── Data provided

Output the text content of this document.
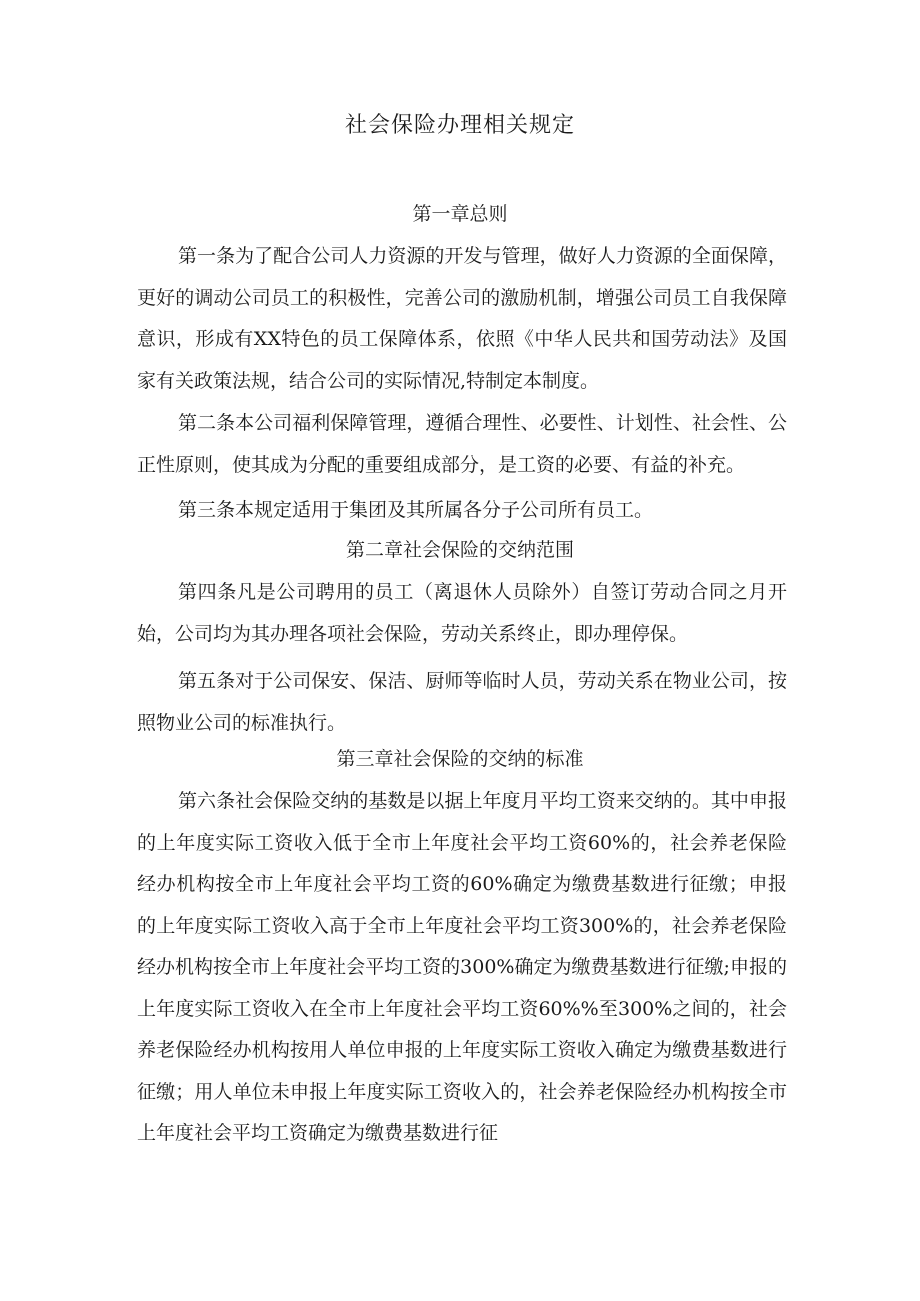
社会保险办理相关规定
第一章总则

第一条为了配合公司人力资源的开发与管理，做好人力资源的全面保障，更好的调动公司员工的积极性，完善公司的激励机制，增强公司员工自我保障意识，形成有XX特色的员工保障体系，依照《中华人民共和国劳动法》及国家有关政策法规，结合公司的实际情况,特制定本制度。

第二条本公司福利保障管理，遵循合理性、必要性、计划性、社会性、公正性原则，使其成为分配的重要组成部分，是工资的必要、有益的补充。

第三条本规定适用于集团及其所属各分子公司所有员工。

第二章社会保险的交纳范围

第四条凡是公司聘用的员工（离退休人员除外）自签订劳动合同之月开始，公司均为其办理各项社会保险，劳动关系终止，即办理停保。

第五条对于公司保安、保洁、厨师等临时人员，劳动关系在物业公司，按照物业公司的标准执行。

第三章社会保险的交纳的标准

第六条社会保险交纳的基数是以据上年度月平均工资来交纳的。其中申报的上年度实际工资收入低于全市上年度社会平均工资60%的，社会养老保险经办机构按全市上年度社会平均工资的60%确定为缴费基数进行征缴；申报的上年度实际工资收入高于全市上年度社会平均工资300%的，社会养老保险经办机构按全市上年度社会平均工资的300%确定为缴费基数进行征缴;申报的上年度实际工资收入在全市上年度社会平均工资60%%至300%之间的，社会养老保险经办机构按用人单位申报的上年度实际工资收入确定为缴费基数进行征缴；用人单位未申报上年度实际工资收入的，社会养老保险经办机构按全市上年度社会平均工资确定为缴费基数进行征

────

> **Given exercise**
Reproduce the entries above exactly. Do not include the images.

> **Solution for this exercise**
Output the text content of this document.
社会保险办理相关规定
第一章总则

第一条为了配合公司人力资源的开发与管理，做好人力资源的全面保障，更好的调动公司员工的积极性，完善公司的激励机制，增强公司员工自我保障意识，形成有XX特色的员工保障体系，依照《中华人民共和国劳动法》及国家有关政策法规，结合公司的实际情况,特制定本制度。

第二条本公司福利保障管理，遵循合理性、必要性、计划性、社会性、公正性原则，使其成为分配的重要组成部分，是工资的必要、有益的补充。

第三条本规定适用于集团及其所属各分子公司所有员工。

第二章社会保险的交纳范围

第四条凡是公司聘用的员工（离退休人员除外）自签订劳动合同之月开始，公司均为其办理各项社会保险，劳动关系终止，即办理停保。

第五条对于公司保安、保洁、厨师等临时人员，劳动关系在物业公司，按照物业公司的标准执行。

第三章社会保险的交纳的标准

第六条社会保险交纳的基数是以据上年度月平均工资来交纳的。其中申报的上年度实际工资收入低于全市上年度社会平均工资60%的，社会养老保险经办机构按全市上年度社会平均工资的60%确定为缴费基数进行征缴；申报的上年度实际工资收入高于全市上年度社会平均工资300%的，社会养老保险经办机构按全市上年度社会平均工资的300%确定为缴费基数进行征缴;申报的上年度实际工资收入在全市上年度社会平均工资60%%至300%之间的，社会养老保险经办机构按用人单位申报的上年度实际工资收入确定为缴费基数进行征缴；用人单位未申报上年度实际工资收入的，社会养老保险经办机构按全市上年度社会平均工资确定为缴费基数进行征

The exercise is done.